» WORK TO DO:
Every line below that holds the string "hair" should be copied out.

» DATA SUPPLIED:
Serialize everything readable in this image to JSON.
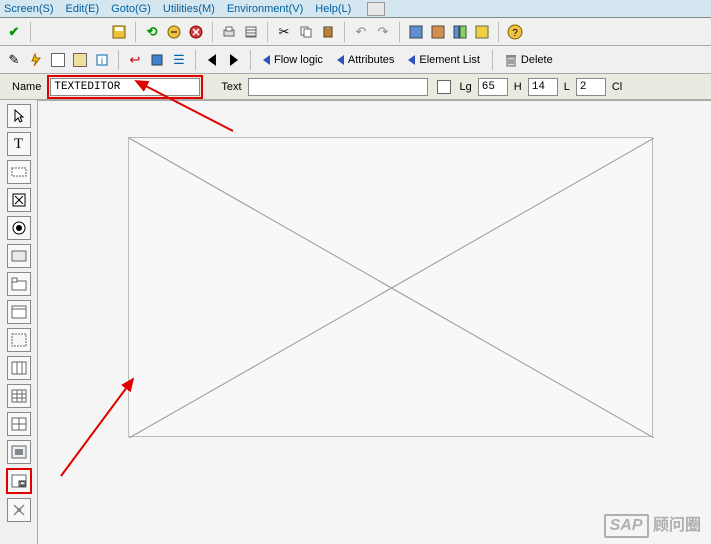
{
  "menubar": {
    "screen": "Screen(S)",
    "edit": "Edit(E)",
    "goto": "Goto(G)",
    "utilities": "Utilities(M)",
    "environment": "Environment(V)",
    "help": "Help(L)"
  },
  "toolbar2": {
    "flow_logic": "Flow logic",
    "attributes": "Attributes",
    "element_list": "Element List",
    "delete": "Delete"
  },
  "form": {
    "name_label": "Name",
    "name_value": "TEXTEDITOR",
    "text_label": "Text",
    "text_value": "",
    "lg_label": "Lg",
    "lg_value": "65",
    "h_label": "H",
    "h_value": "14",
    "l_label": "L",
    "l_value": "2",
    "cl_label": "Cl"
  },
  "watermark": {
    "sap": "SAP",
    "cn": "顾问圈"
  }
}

--

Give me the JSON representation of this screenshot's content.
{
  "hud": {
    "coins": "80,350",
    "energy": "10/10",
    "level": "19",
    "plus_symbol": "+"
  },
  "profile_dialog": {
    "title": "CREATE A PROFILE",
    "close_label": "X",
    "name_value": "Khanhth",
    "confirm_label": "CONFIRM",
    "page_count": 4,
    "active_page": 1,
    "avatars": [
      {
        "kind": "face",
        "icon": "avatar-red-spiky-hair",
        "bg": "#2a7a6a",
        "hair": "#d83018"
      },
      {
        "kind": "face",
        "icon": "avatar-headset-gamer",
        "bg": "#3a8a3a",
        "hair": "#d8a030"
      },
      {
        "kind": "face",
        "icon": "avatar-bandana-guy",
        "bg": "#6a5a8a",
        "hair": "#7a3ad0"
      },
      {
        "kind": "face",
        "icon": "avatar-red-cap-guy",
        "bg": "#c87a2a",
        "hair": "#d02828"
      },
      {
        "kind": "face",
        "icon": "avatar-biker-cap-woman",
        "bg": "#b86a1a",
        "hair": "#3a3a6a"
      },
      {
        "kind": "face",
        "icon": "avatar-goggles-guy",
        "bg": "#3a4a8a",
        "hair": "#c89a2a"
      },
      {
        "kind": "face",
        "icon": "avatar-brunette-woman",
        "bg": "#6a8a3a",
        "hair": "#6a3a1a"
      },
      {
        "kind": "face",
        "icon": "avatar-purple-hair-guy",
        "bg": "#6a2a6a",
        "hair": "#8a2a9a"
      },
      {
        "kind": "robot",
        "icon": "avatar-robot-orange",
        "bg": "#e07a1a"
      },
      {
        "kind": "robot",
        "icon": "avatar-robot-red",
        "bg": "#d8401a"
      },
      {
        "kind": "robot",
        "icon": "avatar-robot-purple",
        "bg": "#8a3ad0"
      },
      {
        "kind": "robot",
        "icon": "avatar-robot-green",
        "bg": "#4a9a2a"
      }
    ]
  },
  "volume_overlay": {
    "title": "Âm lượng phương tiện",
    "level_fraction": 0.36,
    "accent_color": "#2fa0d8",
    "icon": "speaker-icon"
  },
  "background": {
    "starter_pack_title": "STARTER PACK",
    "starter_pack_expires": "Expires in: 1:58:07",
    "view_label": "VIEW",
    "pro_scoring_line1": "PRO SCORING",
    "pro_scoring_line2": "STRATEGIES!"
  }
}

» EXERCISE OUTPUT:
        "icon": "avatar-red-spiky-hair",
        "hair": "#d83018"
        "hair": "#d8a030"
        "hair": "#7a3ad0"
        "hair": "#d02828"
        "hair": "#3a3a6a"
        "hair": "#c89a2a"
        "hair": "#6a3a1a"
        "icon": "avatar-purple-hair-guy",
        "hair": "#8a2a9a"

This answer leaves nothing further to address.